> _TASK BRIEF_
Set down each entry from the block beneath, exactly as written.

> _MATERIAL PROVIDED_
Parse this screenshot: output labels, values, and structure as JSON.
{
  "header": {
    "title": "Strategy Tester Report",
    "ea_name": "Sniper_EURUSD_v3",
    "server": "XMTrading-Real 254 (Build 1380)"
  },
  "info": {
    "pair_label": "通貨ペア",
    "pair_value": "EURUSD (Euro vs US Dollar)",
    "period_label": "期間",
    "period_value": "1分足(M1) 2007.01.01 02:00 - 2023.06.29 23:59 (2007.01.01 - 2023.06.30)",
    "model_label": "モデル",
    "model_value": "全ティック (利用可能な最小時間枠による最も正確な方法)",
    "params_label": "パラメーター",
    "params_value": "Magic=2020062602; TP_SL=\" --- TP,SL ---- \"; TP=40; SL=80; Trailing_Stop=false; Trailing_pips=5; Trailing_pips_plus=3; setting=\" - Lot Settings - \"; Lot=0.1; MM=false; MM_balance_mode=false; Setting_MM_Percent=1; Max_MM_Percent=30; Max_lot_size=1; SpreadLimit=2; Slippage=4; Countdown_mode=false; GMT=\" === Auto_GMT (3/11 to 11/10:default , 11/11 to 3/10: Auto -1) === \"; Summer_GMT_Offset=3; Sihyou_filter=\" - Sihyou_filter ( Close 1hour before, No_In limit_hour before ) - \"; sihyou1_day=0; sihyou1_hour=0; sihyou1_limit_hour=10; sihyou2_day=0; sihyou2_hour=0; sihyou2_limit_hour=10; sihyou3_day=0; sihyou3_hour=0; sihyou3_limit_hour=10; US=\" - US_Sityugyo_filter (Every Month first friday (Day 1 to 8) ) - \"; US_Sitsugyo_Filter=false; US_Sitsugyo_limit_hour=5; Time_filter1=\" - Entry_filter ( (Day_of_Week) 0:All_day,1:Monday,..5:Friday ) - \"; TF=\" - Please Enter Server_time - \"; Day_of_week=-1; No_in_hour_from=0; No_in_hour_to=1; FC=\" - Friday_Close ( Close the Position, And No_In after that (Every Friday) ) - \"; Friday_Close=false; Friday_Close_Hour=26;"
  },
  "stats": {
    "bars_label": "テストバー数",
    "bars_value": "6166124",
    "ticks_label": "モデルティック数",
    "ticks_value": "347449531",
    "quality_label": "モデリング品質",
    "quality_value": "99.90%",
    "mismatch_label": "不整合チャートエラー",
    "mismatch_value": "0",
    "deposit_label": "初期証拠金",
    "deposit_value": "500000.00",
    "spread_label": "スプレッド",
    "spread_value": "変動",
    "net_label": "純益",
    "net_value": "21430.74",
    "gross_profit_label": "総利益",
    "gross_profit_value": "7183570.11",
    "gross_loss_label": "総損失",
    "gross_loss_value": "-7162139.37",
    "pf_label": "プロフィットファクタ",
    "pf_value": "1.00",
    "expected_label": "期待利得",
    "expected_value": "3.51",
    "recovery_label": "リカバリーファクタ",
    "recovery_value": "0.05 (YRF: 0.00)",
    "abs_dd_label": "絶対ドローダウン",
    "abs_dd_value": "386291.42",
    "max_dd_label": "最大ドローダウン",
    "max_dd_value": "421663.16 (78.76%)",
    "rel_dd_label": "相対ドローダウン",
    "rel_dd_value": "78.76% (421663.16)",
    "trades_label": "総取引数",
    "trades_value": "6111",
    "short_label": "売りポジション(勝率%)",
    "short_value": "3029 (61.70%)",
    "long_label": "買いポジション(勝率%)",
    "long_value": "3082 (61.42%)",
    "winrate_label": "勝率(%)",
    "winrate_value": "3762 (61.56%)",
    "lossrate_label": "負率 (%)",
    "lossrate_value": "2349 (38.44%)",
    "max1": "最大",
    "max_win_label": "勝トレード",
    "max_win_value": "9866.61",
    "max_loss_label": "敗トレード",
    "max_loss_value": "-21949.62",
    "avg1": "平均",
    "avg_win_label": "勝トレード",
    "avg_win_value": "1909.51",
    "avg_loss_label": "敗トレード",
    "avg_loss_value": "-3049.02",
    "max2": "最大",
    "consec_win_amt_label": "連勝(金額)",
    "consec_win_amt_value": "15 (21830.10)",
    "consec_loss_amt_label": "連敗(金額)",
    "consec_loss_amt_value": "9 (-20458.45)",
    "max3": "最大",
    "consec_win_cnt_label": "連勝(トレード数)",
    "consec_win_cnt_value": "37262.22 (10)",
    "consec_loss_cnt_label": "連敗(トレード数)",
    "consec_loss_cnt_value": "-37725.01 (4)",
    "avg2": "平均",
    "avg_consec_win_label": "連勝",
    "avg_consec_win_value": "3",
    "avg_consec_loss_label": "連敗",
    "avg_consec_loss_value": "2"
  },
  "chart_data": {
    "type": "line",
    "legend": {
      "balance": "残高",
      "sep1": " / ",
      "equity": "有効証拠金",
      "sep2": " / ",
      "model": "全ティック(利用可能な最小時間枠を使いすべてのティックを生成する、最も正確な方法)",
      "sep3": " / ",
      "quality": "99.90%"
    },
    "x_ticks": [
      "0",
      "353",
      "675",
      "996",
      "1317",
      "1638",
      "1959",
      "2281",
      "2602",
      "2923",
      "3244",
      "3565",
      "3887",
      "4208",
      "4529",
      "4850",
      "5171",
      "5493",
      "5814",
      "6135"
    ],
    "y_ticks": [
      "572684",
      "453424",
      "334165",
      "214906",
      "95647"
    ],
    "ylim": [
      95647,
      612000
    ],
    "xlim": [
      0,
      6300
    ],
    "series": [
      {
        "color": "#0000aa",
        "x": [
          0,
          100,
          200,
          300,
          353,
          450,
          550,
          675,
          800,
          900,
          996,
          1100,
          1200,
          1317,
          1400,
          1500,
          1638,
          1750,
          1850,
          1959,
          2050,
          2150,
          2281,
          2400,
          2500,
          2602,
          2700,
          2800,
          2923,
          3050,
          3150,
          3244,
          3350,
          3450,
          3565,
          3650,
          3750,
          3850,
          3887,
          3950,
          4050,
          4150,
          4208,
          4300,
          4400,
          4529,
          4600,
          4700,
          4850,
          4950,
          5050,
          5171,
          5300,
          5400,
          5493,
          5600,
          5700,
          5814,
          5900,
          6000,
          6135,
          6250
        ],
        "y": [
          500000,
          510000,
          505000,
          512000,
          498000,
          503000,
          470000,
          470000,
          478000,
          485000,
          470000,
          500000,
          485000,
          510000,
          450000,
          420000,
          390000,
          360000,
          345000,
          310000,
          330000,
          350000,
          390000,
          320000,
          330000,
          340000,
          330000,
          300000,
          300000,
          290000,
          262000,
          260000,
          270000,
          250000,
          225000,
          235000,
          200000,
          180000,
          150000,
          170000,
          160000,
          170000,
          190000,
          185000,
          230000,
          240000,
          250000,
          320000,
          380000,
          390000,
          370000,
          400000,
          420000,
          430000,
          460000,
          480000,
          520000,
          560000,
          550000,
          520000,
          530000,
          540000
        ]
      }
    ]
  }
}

> _SOLUTION TO THIS PROBLEM_
Parse this screenshot: output labels, values, and structure as JSON.
{
  "header": {
    "title": "Strategy Tester Report",
    "ea_name": "Sniper_EURUSD_v3",
    "server": "XMTrading-Real 254 (Build 1380)"
  },
  "info": {
    "pair_label": "通貨ペア",
    "pair_value": "EURUSD (Euro vs US Dollar)",
    "period_label": "期間",
    "period_value": "1分足(M1) 2007.01.01 02:00 - 2023.06.29 23:59 (2007.01.01 - 2023.06.30)",
    "model_label": "モデル",
    "model_value": "全ティック (利用可能な最小時間枠による最も正確な方法)",
    "params_label": "パラメーター",
    "params_value": "Magic=2020062602; TP_SL=\" --- TP,SL ---- \"; TP=40; SL=80; Trailing_Stop=false; Trailing_pips=5; Trailing_pips_plus=3; setting=\" - Lot Settings - \"; Lot=0.1; MM=false; MM_balance_mode=false; Setting_MM_Percent=1; Max_MM_Percent=30; Max_lot_size=1; SpreadLimit=2; Slippage=4; Countdown_mode=false; GMT=\" === Auto_GMT (3/11 to 11/10:default , 11/11 to 3/10: Auto -1) === \"; Summer_GMT_Offset=3; Sihyou_filter=\" - Sihyou_filter ( Close 1hour before, No_In limit_hour before ) - \"; sihyou1_day=0; sihyou1_hour=0; sihyou1_limit_hour=10; sihyou2_day=0; sihyou2_hour=0; sihyou2_limit_hour=10; sihyou3_day=0; sihyou3_hour=0; sihyou3_limit_hour=10; US=\" - US_Sityugyo_filter (Every Month first friday (Day 1 to 8) ) - \"; US_Sitsugyo_Filter=false; US_Sitsugyo_limit_hour=5; Time_filter1=\" - Entry_filter ( (Day_of_Week) 0:All_day,1:Monday,..5:Friday ) - \"; TF=\" - Please Enter Server_time - \"; Day_of_week=-1; No_in_hour_from=0; No_in_hour_to=1; FC=\" - Friday_Close ( Close the Position, And No_In after that (Every Friday) ) - \"; Friday_Close=false; Friday_Close_Hour=26;"
  },
  "stats": {
    "bars_label": "テストバー数",
    "bars_value": "6166124",
    "ticks_label": "モデルティック数",
    "ticks_value": "347449531",
    "quality_label": "モデリング品質",
    "quality_value": "99.90%",
    "mismatch_label": "不整合チャートエラー",
    "mismatch_value": "0",
    "deposit_label": "初期証拠金",
    "deposit_value": "500000.00",
    "spread_label": "スプレッド",
    "spread_value": "変動",
    "net_label": "純益",
    "net_value": "21430.74",
    "gross_profit_label": "総利益",
    "gross_profit_value": "7183570.11",
    "gross_loss_label": "総損失",
    "gross_loss_value": "-7162139.37",
    "pf_label": "プロフィットファクタ",
    "pf_value": "1.00",
    "expected_label": "期待利得",
    "expected_value": "3.51",
    "recovery_label": "リカバリーファクタ",
    "recovery_value": "0.05 (YRF: 0.00)",
    "abs_dd_label": "絶対ドローダウン",
    "abs_dd_value": "386291.42",
    "max_dd_label": "最大ドローダウン",
    "max_dd_value": "421663.16 (78.76%)",
    "rel_dd_label": "相対ドローダウン",
    "rel_dd_value": "78.76% (421663.16)",
    "trades_label": "総取引数",
    "trades_value": "6111",
    "short_label": "売りポジション(勝率%)",
    "short_value": "3029 (61.70%)",
    "long_label": "買いポジション(勝率%)",
    "long_value": "3082 (61.42%)",
    "winrate_label": "勝率(%)",
    "winrate_value": "3762 (61.56%)",
    "lossrate_label": "負率 (%)",
    "lossrate_value": "2349 (38.44%)",
    "max1": "最大",
    "max_win_label": "勝トレード",
    "max_win_value": "9866.61",
    "max_loss_label": "敗トレード",
    "max_loss_value": "-21949.62",
    "avg1": "平均",
    "avg_win_label": "勝トレード",
    "avg_win_value": "1909.51",
    "avg_loss_label": "敗トレード",
    "avg_loss_value": "-3049.02",
    "max2": "最大",
    "consec_win_amt_label": "連勝(金額)",
    "consec_win_amt_value": "15 (21830.10)",
    "consec_loss_amt_label": "連敗(金額)",
    "consec_loss_amt_value": "9 (-20458.45)",
    "max3": "最大",
    "consec_win_cnt_label": "連勝(トレード数)",
    "consec_win_cnt_value": "37262.22 (10)",
    "consec_loss_cnt_label": "連敗(トレード数)",
    "consec_loss_cnt_value": "-37725.01 (4)",
    "avg2": "平均",
    "avg_consec_win_label": "連勝",
    "avg_consec_win_value": "3",
    "avg_consec_loss_label": "連敗",
    "avg_consec_loss_value": "2"
  },
  "chart_data": {
    "type": "line",
    "legend": {
      "balance": "残高",
      "sep1": " / ",
      "equity": "有効証拠金",
      "sep2": " / ",
      "model": "全ティック(利用可能な最小時間枠を使いすべてのティックを生成する、最も正確な方法)",
      "sep3": " / ",
      "quality": "99.90%"
    },
    "x_ticks": [
      "0",
      "353",
      "675",
      "996",
      "1317",
      "1638",
      "1959",
      "2281",
      "2602",
      "2923",
      "3244",
      "3565",
      "3887",
      "4208",
      "4529",
      "4850",
      "5171",
      "5493",
      "5814",
      "6135"
    ],
    "y_ticks": [
      "572684",
      "453424",
      "334165",
      "214906",
      "95647"
    ],
    "ylim": [
      95647,
      612000
    ],
    "xlim": [
      0,
      6300
    ],
    "series": [
      {
        "color": "#0000aa",
        "x": [
          0,
          100,
          200,
          300,
          353,
          450,
          550,
          675,
          800,
          900,
          996,
          1100,
          1200,
          1317,
          1400,
          1500,
          1638,
          1750,
          1850,
          1959,
          2050,
          2150,
          2281,
          2400,
          2500,
          2602,
          2700,
          2800,
          2923,
          3050,
          3150,
          3244,
          3350,
          3450,
          3565,
          3650,
          3750,
          3850,
          3887,
          3950,
          4050,
          4150,
          4208,
          4300,
          4400,
          4529,
          4600,
          4700,
          4850,
          4950,
          5050,
          5171,
          5300,
          5400,
          5493,
          5600,
          5700,
          5814,
          5900,
          6000,
          6135,
          6250
        ],
        "y": [
          500000,
          510000,
          505000,
          512000,
          498000,
          503000,
          470000,
          470000,
          478000,
          485000,
          470000,
          500000,
          485000,
          510000,
          450000,
          420000,
          390000,
          360000,
          345000,
          310000,
          330000,
          350000,
          390000,
          320000,
          330000,
          340000,
          330000,
          300000,
          300000,
          290000,
          262000,
          260000,
          270000,
          250000,
          225000,
          235000,
          200000,
          180000,
          150000,
          170000,
          160000,
          170000,
          190000,
          185000,
          230000,
          240000,
          250000,
          320000,
          380000,
          390000,
          370000,
          400000,
          420000,
          430000,
          460000,
          480000,
          520000,
          560000,
          550000,
          520000,
          530000,
          540000
        ]
      }
    ]
  }
}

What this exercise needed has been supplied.